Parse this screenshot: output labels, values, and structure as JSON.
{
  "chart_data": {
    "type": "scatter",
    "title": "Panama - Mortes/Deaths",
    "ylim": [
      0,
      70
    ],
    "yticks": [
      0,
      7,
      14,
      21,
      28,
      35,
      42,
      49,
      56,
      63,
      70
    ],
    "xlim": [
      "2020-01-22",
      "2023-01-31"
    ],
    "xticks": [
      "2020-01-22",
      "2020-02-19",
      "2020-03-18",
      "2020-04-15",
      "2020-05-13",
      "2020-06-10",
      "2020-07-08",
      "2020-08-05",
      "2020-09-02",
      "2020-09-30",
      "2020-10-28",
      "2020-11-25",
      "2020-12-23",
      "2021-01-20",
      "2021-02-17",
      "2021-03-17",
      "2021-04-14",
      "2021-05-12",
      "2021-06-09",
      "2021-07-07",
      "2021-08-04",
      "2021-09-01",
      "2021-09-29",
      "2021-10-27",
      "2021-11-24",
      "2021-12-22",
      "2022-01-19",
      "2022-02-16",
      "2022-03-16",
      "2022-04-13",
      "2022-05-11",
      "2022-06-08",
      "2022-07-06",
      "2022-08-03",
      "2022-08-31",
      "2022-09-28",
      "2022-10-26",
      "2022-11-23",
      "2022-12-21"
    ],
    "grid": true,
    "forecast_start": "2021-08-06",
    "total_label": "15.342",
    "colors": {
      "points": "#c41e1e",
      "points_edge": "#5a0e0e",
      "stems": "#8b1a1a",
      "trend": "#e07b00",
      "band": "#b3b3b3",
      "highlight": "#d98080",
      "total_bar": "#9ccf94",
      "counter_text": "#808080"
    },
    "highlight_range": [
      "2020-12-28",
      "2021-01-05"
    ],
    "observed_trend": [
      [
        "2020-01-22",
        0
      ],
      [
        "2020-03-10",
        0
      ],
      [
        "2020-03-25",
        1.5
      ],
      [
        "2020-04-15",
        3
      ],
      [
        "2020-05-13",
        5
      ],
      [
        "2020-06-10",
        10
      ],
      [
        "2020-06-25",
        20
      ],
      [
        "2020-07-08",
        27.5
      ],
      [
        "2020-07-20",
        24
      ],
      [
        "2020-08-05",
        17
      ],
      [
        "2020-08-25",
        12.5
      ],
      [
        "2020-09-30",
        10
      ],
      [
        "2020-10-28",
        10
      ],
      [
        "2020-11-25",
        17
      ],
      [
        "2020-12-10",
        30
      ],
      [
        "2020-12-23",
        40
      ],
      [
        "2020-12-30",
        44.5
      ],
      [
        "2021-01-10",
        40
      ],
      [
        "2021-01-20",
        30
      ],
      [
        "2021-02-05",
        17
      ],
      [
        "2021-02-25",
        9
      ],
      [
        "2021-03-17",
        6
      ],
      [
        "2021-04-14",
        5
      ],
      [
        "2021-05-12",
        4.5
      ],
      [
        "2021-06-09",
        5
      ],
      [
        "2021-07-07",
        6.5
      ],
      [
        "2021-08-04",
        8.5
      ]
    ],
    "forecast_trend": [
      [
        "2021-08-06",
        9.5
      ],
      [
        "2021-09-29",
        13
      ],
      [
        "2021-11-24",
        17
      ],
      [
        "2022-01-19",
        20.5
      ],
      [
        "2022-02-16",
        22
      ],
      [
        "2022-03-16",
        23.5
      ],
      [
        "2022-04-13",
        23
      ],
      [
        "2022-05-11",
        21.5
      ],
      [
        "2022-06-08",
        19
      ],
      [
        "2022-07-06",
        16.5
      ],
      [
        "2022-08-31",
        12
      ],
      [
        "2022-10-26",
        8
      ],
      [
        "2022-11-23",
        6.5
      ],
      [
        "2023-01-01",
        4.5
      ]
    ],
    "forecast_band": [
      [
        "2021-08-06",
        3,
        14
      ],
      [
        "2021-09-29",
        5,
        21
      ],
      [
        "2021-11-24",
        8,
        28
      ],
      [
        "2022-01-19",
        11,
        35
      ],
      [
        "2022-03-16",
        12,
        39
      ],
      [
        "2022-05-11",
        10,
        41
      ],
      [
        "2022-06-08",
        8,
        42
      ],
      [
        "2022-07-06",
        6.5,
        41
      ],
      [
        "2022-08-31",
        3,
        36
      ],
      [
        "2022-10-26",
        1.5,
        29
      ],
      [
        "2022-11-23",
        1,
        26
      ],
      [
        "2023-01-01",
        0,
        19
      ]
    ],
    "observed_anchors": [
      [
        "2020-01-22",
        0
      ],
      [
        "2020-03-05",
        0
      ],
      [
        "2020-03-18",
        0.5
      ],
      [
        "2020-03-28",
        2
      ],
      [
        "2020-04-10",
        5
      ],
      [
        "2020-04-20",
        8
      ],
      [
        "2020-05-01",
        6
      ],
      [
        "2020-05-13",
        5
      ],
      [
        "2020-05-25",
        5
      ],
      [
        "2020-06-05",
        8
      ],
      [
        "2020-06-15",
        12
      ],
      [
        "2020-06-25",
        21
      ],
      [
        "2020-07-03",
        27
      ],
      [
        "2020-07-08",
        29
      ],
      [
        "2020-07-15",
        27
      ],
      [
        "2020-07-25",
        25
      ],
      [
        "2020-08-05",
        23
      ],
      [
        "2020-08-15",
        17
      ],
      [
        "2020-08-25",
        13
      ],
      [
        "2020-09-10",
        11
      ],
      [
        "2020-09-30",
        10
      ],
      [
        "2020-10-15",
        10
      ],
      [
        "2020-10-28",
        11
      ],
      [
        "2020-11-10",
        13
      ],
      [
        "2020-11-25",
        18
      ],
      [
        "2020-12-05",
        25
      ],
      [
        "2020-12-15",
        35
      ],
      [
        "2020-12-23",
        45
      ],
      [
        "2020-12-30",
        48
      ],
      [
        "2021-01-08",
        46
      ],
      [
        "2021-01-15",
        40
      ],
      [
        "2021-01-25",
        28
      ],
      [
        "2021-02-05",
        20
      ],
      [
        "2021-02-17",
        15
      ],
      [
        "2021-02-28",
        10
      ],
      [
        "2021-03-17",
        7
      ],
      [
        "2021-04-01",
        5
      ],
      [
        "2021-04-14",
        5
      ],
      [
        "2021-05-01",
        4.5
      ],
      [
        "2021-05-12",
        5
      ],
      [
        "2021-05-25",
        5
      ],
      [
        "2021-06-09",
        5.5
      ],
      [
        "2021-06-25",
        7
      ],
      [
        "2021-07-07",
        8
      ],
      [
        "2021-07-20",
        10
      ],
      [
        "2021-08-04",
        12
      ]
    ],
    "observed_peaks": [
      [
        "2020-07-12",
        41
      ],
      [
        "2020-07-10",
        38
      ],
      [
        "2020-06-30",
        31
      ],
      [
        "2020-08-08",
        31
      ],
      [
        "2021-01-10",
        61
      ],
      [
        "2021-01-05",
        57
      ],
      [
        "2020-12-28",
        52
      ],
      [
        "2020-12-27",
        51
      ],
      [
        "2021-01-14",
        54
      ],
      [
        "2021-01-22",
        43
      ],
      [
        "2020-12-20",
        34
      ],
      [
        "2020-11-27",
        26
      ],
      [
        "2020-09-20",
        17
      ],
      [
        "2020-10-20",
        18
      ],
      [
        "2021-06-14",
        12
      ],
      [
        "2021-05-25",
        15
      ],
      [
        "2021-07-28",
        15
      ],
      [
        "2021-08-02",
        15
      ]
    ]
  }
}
☆ ☆ ☆ ☆ ☆ ☆ ☆
Print all of the entries again, exactly as written.

Reply.
Parse this screenshot: output labels, values, and structure as JSON.
{
  "chart_data": {
    "type": "scatter",
    "title": "Panama - Mortes/Deaths",
    "ylim": [
      0,
      70
    ],
    "yticks": [
      0,
      7,
      14,
      21,
      28,
      35,
      42,
      49,
      56,
      63,
      70
    ],
    "xlim": [
      "2020-01-22",
      "2023-01-31"
    ],
    "xticks": [
      "2020-01-22",
      "2020-02-19",
      "2020-03-18",
      "2020-04-15",
      "2020-05-13",
      "2020-06-10",
      "2020-07-08",
      "2020-08-05",
      "2020-09-02",
      "2020-09-30",
      "2020-10-28",
      "2020-11-25",
      "2020-12-23",
      "2021-01-20",
      "2021-02-17",
      "2021-03-17",
      "2021-04-14",
      "2021-05-12",
      "2021-06-09",
      "2021-07-07",
      "2021-08-04",
      "2021-09-01",
      "2021-09-29",
      "2021-10-27",
      "2021-11-24",
      "2021-12-22",
      "2022-01-19",
      "2022-02-16",
      "2022-03-16",
      "2022-04-13",
      "2022-05-11",
      "2022-06-08",
      "2022-07-06",
      "2022-08-03",
      "2022-08-31",
      "2022-09-28",
      "2022-10-26",
      "2022-11-23",
      "2022-12-21"
    ],
    "grid": true,
    "forecast_start": "2021-08-06",
    "total_label": "15.342",
    "colors": {
      "points": "#c41e1e",
      "points_edge": "#5a0e0e",
      "stems": "#8b1a1a",
      "trend": "#e07b00",
      "band": "#b3b3b3",
      "highlight": "#d98080",
      "total_bar": "#9ccf94",
      "counter_text": "#808080"
    },
    "highlight_range": [
      "2020-12-28",
      "2021-01-05"
    ],
    "observed_trend": [
      [
        "2020-01-22",
        0
      ],
      [
        "2020-03-10",
        0
      ],
      [
        "2020-03-25",
        1.5
      ],
      [
        "2020-04-15",
        3
      ],
      [
        "2020-05-13",
        5
      ],
      [
        "2020-06-10",
        10
      ],
      [
        "2020-06-25",
        20
      ],
      [
        "2020-07-08",
        27.5
      ],
      [
        "2020-07-20",
        24
      ],
      [
        "2020-08-05",
        17
      ],
      [
        "2020-08-25",
        12.5
      ],
      [
        "2020-09-30",
        10
      ],
      [
        "2020-10-28",
        10
      ],
      [
        "2020-11-25",
        17
      ],
      [
        "2020-12-10",
        30
      ],
      [
        "2020-12-23",
        40
      ],
      [
        "2020-12-30",
        44.5
      ],
      [
        "2021-01-10",
        40
      ],
      [
        "2021-01-20",
        30
      ],
      [
        "2021-02-05",
        17
      ],
      [
        "2021-02-25",
        9
      ],
      [
        "2021-03-17",
        6
      ],
      [
        "2021-04-14",
        5
      ],
      [
        "2021-05-12",
        4.5
      ],
      [
        "2021-06-09",
        5
      ],
      [
        "2021-07-07",
        6.5
      ],
      [
        "2021-08-04",
        8.5
      ]
    ],
    "forecast_trend": [
      [
        "2021-08-06",
        9.5
      ],
      [
        "2021-09-29",
        13
      ],
      [
        "2021-11-24",
        17
      ],
      [
        "2022-01-19",
        20.5
      ],
      [
        "2022-02-16",
        22
      ],
      [
        "2022-03-16",
        23.5
      ],
      [
        "2022-04-13",
        23
      ],
      [
        "2022-05-11",
        21.5
      ],
      [
        "2022-06-08",
        19
      ],
      [
        "2022-07-06",
        16.5
      ],
      [
        "2022-08-31",
        12
      ],
      [
        "2022-10-26",
        8
      ],
      [
        "2022-11-23",
        6.5
      ],
      [
        "2023-01-01",
        4.5
      ]
    ],
    "forecast_band": [
      [
        "2021-08-06",
        3,
        14
      ],
      [
        "2021-09-29",
        5,
        21
      ],
      [
        "2021-11-24",
        8,
        28
      ],
      [
        "2022-01-19",
        11,
        35
      ],
      [
        "2022-03-16",
        12,
        39
      ],
      [
        "2022-05-11",
        10,
        41
      ],
      [
        "2022-06-08",
        8,
        42
      ],
      [
        "2022-07-06",
        6.5,
        41
      ],
      [
        "2022-08-31",
        3,
        36
      ],
      [
        "2022-10-26",
        1.5,
        29
      ],
      [
        "2022-11-23",
        1,
        26
      ],
      [
        "2023-01-01",
        0,
        19
      ]
    ],
    "observed_anchors": [
      [
        "2020-01-22",
        0
      ],
      [
        "2020-03-05",
        0
      ],
      [
        "2020-03-18",
        0.5
      ],
      [
        "2020-03-28",
        2
      ],
      [
        "2020-04-10",
        5
      ],
      [
        "2020-04-20",
        8
      ],
      [
        "2020-05-01",
        6
      ],
      [
        "2020-05-13",
        5
      ],
      [
        "2020-05-25",
        5
      ],
      [
        "2020-06-05",
        8
      ],
      [
        "2020-06-15",
        12
      ],
      [
        "2020-06-25",
        21
      ],
      [
        "2020-07-03",
        27
      ],
      [
        "2020-07-08",
        29
      ],
      [
        "2020-07-15",
        27
      ],
      [
        "2020-07-25",
        25
      ],
      [
        "2020-08-05",
        23
      ],
      [
        "2020-08-15",
        17
      ],
      [
        "2020-08-25",
        13
      ],
      [
        "2020-09-10",
        11
      ],
      [
        "2020-09-30",
        10
      ],
      [
        "2020-10-15",
        10
      ],
      [
        "2020-10-28",
        11
      ],
      [
        "2020-11-10",
        13
      ],
      [
        "2020-11-25",
        18
      ],
      [
        "2020-12-05",
        25
      ],
      [
        "2020-12-15",
        35
      ],
      [
        "2020-12-23",
        45
      ],
      [
        "2020-12-30",
        48
      ],
      [
        "2021-01-08",
        46
      ],
      [
        "2021-01-15",
        40
      ],
      [
        "2021-01-25",
        28
      ],
      [
        "2021-02-05",
        20
      ],
      [
        "2021-02-17",
        15
      ],
      [
        "2021-02-28",
        10
      ],
      [
        "2021-03-17",
        7
      ],
      [
        "2021-04-01",
        5
      ],
      [
        "2021-04-14",
        5
      ],
      [
        "2021-05-01",
        4.5
      ],
      [
        "2021-05-12",
        5
      ],
      [
        "2021-05-25",
        5
      ],
      [
        "2021-06-09",
        5.5
      ],
      [
        "2021-06-25",
        7
      ],
      [
        "2021-07-07",
        8
      ],
      [
        "2021-07-20",
        10
      ],
      [
        "2021-08-04",
        12
      ]
    ],
    "observed_peaks": [
      [
        "2020-07-12",
        41
      ],
      [
        "2020-07-10",
        38
      ],
      [
        "2020-06-30",
        31
      ],
      [
        "2020-08-08",
        31
      ],
      [
        "2021-01-10",
        61
      ],
      [
        "2021-01-05",
        57
      ],
      [
        "2020-12-28",
        52
      ],
      [
        "2020-12-27",
        51
      ],
      [
        "2021-01-14",
        54
      ],
      [
        "2021-01-22",
        43
      ],
      [
        "2020-12-20",
        34
      ],
      [
        "2020-11-27",
        26
      ],
      [
        "2020-09-20",
        17
      ],
      [
        "2020-10-20",
        18
      ],
      [
        "2021-06-14",
        12
      ],
      [
        "2021-05-25",
        15
      ],
      [
        "2021-07-28",
        15
      ],
      [
        "2021-08-02",
        15
      ]
    ]
  }
}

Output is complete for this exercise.